# [EXERCISE MATERIAL]
■ ■ ■ ■ ■

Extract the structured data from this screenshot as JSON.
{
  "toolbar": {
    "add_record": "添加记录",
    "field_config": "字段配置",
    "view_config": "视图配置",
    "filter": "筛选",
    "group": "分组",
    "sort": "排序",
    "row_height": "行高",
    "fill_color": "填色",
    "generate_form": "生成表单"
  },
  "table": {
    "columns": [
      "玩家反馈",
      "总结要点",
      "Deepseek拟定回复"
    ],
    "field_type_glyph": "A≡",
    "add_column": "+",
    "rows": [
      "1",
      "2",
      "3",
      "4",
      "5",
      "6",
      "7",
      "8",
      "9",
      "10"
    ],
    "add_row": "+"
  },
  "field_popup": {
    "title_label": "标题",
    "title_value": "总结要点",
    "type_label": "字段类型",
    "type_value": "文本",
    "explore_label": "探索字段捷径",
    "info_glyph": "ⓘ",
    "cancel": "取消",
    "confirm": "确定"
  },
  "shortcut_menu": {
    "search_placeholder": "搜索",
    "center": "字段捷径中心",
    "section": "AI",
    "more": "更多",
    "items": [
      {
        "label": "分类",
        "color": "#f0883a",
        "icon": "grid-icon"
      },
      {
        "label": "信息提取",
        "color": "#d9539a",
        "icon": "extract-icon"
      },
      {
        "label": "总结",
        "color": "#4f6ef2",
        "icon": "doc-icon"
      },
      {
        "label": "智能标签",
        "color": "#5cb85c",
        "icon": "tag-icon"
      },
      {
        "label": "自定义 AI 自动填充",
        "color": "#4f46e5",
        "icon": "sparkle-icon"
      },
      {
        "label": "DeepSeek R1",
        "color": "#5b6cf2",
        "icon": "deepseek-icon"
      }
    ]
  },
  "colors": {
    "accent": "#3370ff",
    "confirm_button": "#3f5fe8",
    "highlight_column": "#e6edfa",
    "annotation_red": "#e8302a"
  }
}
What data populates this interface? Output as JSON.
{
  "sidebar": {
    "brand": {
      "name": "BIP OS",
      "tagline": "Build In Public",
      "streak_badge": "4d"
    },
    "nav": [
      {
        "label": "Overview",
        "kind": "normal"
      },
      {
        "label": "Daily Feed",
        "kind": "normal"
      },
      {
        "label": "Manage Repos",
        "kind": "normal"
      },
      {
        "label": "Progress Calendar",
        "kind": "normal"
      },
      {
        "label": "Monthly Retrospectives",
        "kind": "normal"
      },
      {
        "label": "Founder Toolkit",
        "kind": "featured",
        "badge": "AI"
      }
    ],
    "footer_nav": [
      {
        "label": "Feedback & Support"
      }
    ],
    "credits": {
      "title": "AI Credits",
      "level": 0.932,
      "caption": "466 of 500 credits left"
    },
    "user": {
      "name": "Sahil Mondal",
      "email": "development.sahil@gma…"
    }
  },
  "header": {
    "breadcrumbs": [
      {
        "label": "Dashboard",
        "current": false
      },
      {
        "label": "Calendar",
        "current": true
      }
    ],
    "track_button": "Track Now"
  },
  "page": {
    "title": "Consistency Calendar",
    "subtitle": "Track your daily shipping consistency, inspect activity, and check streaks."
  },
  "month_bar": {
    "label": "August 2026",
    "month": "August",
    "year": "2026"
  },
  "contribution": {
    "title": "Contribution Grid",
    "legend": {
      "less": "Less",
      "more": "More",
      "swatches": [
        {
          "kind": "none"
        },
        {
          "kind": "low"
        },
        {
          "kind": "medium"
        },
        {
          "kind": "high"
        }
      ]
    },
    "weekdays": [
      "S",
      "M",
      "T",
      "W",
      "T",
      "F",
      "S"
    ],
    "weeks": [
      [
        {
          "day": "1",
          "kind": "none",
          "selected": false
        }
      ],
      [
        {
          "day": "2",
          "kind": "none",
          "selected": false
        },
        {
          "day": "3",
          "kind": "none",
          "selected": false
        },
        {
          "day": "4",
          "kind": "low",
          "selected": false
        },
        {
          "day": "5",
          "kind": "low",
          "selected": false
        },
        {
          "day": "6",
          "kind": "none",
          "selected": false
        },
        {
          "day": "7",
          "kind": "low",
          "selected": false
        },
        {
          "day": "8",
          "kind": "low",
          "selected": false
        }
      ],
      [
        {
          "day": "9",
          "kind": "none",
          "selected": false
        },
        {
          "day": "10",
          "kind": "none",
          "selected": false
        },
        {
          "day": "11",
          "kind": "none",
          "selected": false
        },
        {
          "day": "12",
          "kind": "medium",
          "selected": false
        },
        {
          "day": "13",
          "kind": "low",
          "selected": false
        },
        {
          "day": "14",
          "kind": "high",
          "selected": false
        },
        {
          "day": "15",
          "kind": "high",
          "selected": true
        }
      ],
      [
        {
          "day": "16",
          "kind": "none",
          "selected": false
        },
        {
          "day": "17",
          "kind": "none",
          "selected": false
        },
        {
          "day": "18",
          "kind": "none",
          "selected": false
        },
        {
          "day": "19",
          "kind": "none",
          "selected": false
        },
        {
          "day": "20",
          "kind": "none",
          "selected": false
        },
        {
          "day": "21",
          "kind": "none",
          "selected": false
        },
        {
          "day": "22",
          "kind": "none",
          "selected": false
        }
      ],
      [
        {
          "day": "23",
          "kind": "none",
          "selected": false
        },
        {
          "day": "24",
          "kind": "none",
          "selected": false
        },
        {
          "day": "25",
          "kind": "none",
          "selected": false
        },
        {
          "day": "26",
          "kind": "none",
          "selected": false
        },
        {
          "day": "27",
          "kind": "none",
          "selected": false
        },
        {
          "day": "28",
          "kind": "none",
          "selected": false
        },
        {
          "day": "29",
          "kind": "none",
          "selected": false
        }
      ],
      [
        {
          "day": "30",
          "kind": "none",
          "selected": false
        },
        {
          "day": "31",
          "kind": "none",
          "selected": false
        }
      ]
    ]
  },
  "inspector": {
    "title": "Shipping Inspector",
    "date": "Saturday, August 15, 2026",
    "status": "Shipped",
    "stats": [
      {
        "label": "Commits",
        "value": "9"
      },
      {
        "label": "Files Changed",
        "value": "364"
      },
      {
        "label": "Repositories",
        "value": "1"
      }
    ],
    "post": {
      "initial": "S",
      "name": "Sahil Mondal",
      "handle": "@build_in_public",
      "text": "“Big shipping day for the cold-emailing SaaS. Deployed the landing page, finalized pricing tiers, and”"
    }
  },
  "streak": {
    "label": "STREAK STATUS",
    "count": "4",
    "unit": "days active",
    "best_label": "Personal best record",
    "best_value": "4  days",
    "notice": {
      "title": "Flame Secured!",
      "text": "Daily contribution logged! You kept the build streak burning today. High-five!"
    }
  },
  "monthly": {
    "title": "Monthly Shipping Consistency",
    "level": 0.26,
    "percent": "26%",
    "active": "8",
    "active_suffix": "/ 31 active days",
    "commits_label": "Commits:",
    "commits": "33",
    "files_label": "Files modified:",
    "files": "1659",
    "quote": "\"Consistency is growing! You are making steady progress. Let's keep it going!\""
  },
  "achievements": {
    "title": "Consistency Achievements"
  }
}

■ ■ ■ ■ ■

# [WHAT IS ASKED]
Write out the data again, exactly and in full.

# [CORRECT RESULT]
Extract the structured data from this screenshot as JSON.
{
  "toolbar": {
    "add_record": "添加记录",
    "field_config": "字段配置",
    "view_config": "视图配置",
    "filter": "筛选",
    "group": "分组",
    "sort": "排序",
    "row_height": "行高",
    "fill_color": "填色",
    "generate_form": "生成表单"
  },
  "table": {
    "columns": [
      "玩家反馈",
      "总结要点",
      "Deepseek拟定回复"
    ],
    "field_type_glyph": "A≡",
    "add_column": "+",
    "rows": [
      "1",
      "2",
      "3",
      "4",
      "5",
      "6",
      "7",
      "8",
      "9",
      "10"
    ],
    "add_row": "+"
  },
  "field_popup": {
    "title_label": "标题",
    "title_value": "总结要点",
    "type_label": "字段类型",
    "type_value": "文本",
    "explore_label": "探索字段捷径",
    "info_glyph": "ⓘ",
    "cancel": "取消",
    "confirm": "确定"
  },
  "shortcut_menu": {
    "search_placeholder": "搜索",
    "center": "字段捷径中心",
    "section": "AI",
    "more": "更多",
    "items": [
      {
        "label": "分类",
        "color": "#f0883a",
        "icon": "grid-icon"
      },
      {
        "label": "信息提取",
        "color": "#d9539a",
        "icon": "extract-icon"
      },
      {
        "label": "总结",
        "color": "#4f6ef2",
        "icon": "doc-icon"
      },
      {
        "label": "智能标签",
        "color": "#5cb85c",
        "icon": "tag-icon"
      },
      {
        "label": "自定义 AI 自动填充",
        "color": "#4f46e5",
        "icon": "sparkle-icon"
      },
      {
        "label": "DeepSeek R1",
        "color": "#5b6cf2",
        "icon": "deepseek-icon"
      }
    ]
  },
  "colors": {
    "accent": "#3370ff",
    "confirm_button": "#3f5fe8",
    "highlight_column": "#e6edfa",
    "annotation_red": "#e8302a"
  }
}
What data populates this interface? Output as JSON.
{
  "sidebar": {
    "brand": {
      "name": "BIP OS",
      "tagline": "Build In Public",
      "streak_badge": "4d"
    },
    "nav": [
      {
        "label": "Overview",
        "kind": "normal"
      },
      {
        "label": "Daily Feed",
        "kind": "normal"
      },
      {
        "label": "Manage Repos",
        "kind": "normal"
      },
      {
        "label": "Progress Calendar",
        "kind": "normal"
      },
      {
        "label": "Monthly Retrospectives",
        "kind": "normal"
      },
      {
        "label": "Founder Toolkit",
        "kind": "featured",
        "badge": "AI"
      }
    ],
    "footer_nav": [
      {
        "label": "Feedback & Support"
      }
    ],
    "credits": {
      "title": "AI Credits",
      "level": 0.932,
      "caption": "466 of 500 credits left"
    },
    "user": {
      "name": "Sahil Mondal",
      "email": "development.sahil@gma…"
    }
  },
  "header": {
    "breadcrumbs": [
      {
        "label": "Dashboard",
        "current": false
      },
      {
        "label": "Calendar",
        "current": true
      }
    ],
    "track_button": "Track Now"
  },
  "page": {
    "title": "Consistency Calendar",
    "subtitle": "Track your daily shipping consistency, inspect activity, and check streaks."
  },
  "month_bar": {
    "label": "August 2026",
    "month": "August",
    "year": "2026"
  },
  "contribution": {
    "title": "Contribution Grid",
    "legend": {
      "less": "Less",
      "more": "More",
      "swatches": [
        {
          "kind": "none"
        },
        {
          "kind": "low"
        },
        {
          "kind": "medium"
        },
        {
          "kind": "high"
        }
      ]
    },
    "weekdays": [
      "S",
      "M",
      "T",
      "W",
      "T",
      "F",
      "S"
    ],
    "weeks": [
      [
        {
          "day": "1",
          "kind": "none",
          "selected": false
        }
      ],
      [
        {
          "day": "2",
          "kind": "none",
          "selected": false
        },
        {
          "day": "3",
          "kind": "none",
          "selected": false
        },
        {
          "day": "4",
          "kind": "low",
          "selected": false
        },
        {
          "day": "5",
          "kind": "low",
          "selected": false
        },
        {
          "day": "6",
          "kind": "none",
          "selected": false
        },
        {
          "day": "7",
          "kind": "low",
          "selected": false
        },
        {
          "day": "8",
          "kind": "low",
          "selected": false
        }
      ],
      [
        {
          "day": "9",
          "kind": "none",
          "selected": false
        },
        {
          "day": "10",
          "kind": "none",
          "selected": false
        },
        {
          "day": "11",
          "kind": "none",
          "selected": false
        },
        {
          "day": "12",
          "kind": "medium",
          "selected": false
        },
        {
          "day": "13",
          "kind": "low",
          "selected": false
        },
        {
          "day": "14",
          "kind": "high",
          "selected": false
        },
        {
          "day": "15",
          "kind": "high",
          "selected": true
        }
      ],
      [
        {
          "day": "16",
          "kind": "none",
          "selected": false
        },
        {
          "day": "17",
          "kind": "none",
          "selected": false
        },
        {
          "day": "18",
          "kind": "none",
          "selected": false
        },
        {
          "day": "19",
          "kind": "none",
          "selected": false
        },
        {
          "day": "20",
          "kind": "none",
          "selected": false
        },
        {
          "day": "21",
          "kind": "none",
          "selected": false
        },
        {
          "day": "22",
          "kind": "none",
          "selected": false
        }
      ],
      [
        {
          "day": "23",
          "kind": "none",
          "selected": false
        },
        {
          "day": "24",
          "kind": "none",
          "selected": false
        },
        {
          "day": "25",
          "kind": "none",
          "selected": false
        },
        {
          "day": "26",
          "kind": "none",
          "selected": false
        },
        {
          "day": "27",
          "kind": "none",
          "selected": false
        },
        {
          "day": "28",
          "kind": "none",
          "selected": false
        },
        {
          "day": "29",
          "kind": "none",
          "selected": false
        }
      ],
      [
        {
          "day": "30",
          "kind": "none",
          "selected": false
        },
        {
          "day": "31",
          "kind": "none",
          "selected": false
        }
      ]
    ]
  },
  "inspector": {
    "title": "Shipping Inspector",
    "date": "Saturday, August 15, 2026",
    "status": "Shipped",
    "stats": [
      {
        "label": "Commits",
        "value": "9"
      },
      {
        "label": "Files Changed",
        "value": "364"
      },
      {
        "label": "Repositories",
        "value": "1"
      }
    ],
    "post": {
      "initial": "S",
      "name": "Sahil Mondal",
      "handle": "@build_in_public",
      "text": "“Big shipping day for the cold-emailing SaaS. Deployed the landing page, finalized pricing tiers, and”"
    }
  },
  "streak": {
    "label": "STREAK STATUS",
    "count": "4",
    "unit": "days active",
    "best_label": "Personal best record",
    "best_value": "4  days",
    "notice": {
      "title": "Flame Secured!",
      "text": "Daily contribution logged! You kept the build streak burning today. High-five!"
    }
  },
  "monthly": {
    "title": "Monthly Shipping Consistency",
    "level": 0.26,
    "percent": "26%",
    "active": "8",
    "active_suffix": "/ 31 active days",
    "commits_label": "Commits:",
    "commits": "33",
    "files_label": "Files modified:",
    "files": "1659",
    "quote": "\"Consistency is growing! You are making steady progress. Let's keep it going!\""
  },
  "achievements": {
    "title": "Consistency Achievements"
  }
}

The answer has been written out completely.